**DATA EXCERPTS**
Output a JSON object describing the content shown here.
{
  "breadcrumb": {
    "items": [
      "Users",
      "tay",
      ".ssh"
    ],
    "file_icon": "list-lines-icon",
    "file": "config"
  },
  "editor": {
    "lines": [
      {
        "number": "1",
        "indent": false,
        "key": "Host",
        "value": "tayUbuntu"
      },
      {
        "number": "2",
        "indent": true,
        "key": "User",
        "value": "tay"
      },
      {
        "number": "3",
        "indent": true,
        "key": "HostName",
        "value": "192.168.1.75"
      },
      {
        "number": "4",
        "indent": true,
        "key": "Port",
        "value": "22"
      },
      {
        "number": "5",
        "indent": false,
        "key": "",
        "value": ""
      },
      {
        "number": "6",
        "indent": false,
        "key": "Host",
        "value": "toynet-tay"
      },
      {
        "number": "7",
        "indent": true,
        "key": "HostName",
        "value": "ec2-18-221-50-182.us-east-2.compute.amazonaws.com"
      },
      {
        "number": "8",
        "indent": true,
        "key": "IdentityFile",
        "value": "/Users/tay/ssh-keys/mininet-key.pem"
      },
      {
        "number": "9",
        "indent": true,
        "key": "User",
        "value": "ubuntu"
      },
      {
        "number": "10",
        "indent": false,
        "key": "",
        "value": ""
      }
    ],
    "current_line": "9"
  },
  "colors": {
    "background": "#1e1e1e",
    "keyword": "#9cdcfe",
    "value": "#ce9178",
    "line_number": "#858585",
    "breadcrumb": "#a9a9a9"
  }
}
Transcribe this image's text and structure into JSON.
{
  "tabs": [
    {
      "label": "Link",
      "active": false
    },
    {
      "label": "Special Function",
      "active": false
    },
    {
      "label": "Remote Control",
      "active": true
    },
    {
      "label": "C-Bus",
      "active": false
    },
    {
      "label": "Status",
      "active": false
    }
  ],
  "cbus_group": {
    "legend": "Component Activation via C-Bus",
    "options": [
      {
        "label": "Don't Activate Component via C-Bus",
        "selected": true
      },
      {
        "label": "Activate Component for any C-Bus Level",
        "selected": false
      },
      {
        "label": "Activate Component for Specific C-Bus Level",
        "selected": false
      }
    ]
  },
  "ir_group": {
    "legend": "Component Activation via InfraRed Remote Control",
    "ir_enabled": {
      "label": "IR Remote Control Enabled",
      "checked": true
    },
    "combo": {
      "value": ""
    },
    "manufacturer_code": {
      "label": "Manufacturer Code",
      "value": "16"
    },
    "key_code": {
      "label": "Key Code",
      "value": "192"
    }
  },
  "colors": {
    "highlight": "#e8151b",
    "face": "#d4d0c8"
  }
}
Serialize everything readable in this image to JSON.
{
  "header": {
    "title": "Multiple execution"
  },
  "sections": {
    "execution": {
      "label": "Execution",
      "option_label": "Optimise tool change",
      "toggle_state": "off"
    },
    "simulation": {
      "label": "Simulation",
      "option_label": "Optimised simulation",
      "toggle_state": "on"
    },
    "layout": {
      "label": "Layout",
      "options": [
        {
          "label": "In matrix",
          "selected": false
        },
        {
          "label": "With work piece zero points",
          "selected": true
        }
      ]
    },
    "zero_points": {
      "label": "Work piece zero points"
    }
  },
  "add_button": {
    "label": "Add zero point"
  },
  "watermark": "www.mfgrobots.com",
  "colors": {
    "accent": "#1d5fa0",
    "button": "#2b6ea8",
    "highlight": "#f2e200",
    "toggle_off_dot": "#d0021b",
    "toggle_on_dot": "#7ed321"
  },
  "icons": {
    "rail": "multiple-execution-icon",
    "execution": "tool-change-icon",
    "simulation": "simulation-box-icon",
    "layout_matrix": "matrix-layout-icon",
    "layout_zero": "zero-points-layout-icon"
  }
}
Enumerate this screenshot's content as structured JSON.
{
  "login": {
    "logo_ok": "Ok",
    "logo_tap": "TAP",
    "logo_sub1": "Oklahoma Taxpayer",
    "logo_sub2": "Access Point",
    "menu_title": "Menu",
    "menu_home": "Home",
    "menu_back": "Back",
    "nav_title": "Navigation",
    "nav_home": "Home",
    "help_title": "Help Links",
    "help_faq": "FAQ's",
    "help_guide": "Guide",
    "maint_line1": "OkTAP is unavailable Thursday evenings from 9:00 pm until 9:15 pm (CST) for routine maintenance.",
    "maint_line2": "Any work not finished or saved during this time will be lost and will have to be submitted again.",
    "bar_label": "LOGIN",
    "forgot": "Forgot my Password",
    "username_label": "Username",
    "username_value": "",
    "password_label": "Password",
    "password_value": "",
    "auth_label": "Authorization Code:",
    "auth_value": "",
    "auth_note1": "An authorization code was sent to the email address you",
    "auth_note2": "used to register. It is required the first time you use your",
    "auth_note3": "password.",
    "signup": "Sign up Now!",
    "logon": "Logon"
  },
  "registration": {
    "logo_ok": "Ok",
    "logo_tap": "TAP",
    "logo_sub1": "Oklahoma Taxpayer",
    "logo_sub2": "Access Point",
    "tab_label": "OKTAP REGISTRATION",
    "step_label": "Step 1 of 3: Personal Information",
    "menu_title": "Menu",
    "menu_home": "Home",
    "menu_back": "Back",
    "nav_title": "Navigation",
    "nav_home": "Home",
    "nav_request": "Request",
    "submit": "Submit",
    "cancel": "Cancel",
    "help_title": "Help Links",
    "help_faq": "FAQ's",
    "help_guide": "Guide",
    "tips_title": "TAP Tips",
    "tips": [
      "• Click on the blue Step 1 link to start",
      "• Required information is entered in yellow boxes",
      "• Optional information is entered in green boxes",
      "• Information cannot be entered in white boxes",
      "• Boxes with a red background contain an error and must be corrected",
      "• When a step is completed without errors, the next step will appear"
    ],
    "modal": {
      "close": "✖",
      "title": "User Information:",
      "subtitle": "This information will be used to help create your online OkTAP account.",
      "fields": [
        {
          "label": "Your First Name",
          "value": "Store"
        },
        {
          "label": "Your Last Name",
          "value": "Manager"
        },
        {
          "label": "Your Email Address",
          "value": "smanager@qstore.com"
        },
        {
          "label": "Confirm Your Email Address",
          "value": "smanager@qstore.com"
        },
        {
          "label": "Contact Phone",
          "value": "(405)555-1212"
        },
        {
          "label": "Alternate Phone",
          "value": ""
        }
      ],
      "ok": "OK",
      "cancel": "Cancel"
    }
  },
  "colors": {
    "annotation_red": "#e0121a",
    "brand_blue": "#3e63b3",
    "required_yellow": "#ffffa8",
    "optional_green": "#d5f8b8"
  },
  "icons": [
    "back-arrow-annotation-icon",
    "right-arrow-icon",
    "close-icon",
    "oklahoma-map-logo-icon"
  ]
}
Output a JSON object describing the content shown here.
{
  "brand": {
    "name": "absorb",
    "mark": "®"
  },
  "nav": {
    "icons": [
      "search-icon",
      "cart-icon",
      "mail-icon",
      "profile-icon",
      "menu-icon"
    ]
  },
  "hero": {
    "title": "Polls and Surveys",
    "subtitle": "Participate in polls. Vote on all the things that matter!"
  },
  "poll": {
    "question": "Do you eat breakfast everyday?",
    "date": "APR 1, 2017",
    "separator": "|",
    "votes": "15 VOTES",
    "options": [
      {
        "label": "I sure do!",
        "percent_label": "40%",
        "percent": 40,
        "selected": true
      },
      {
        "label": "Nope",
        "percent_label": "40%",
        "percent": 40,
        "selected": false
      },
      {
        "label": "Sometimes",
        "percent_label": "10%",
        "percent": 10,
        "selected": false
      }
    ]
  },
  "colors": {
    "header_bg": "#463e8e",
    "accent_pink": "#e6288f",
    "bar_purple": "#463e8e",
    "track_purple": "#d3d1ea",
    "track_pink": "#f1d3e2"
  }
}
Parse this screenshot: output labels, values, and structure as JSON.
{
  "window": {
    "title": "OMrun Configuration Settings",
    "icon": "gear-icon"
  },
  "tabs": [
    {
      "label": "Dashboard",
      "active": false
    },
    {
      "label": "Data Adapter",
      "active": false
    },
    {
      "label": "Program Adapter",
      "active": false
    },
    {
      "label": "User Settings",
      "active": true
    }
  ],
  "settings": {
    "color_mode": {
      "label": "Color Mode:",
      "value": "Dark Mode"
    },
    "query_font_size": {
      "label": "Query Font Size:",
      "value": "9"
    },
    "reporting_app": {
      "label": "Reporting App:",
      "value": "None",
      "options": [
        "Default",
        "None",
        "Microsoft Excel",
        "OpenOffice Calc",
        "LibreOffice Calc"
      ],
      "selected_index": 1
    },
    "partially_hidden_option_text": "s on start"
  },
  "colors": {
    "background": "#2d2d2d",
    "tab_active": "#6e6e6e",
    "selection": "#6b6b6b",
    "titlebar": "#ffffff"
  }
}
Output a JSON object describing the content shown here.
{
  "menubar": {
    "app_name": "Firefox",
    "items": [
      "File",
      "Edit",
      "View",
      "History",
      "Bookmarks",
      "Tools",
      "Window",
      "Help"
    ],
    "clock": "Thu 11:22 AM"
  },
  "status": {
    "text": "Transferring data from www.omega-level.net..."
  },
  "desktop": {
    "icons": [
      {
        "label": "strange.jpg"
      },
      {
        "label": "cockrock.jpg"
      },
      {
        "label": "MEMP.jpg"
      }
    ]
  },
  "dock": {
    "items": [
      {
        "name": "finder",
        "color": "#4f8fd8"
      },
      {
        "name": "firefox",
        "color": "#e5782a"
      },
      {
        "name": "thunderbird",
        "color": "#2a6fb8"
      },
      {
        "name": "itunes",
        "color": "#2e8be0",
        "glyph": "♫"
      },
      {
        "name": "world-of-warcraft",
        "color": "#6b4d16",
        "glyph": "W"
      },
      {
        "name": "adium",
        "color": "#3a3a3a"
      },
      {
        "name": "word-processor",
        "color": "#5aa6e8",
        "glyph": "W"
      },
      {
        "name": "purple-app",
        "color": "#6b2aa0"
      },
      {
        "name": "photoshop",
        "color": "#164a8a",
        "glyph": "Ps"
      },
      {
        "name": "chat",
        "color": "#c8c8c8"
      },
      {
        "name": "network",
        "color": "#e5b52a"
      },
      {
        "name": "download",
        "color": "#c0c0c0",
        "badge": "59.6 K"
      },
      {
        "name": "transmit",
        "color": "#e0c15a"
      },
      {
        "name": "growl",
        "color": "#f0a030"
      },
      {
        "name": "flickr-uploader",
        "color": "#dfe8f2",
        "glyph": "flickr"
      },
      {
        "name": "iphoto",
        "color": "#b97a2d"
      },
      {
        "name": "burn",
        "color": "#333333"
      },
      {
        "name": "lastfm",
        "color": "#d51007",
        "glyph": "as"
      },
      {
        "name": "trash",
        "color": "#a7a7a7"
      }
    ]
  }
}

**WHAT IS NEEDED**
State the number of lines in the records that contain the string "Activate", and nothing more.

**FINISHED ANSWER**
3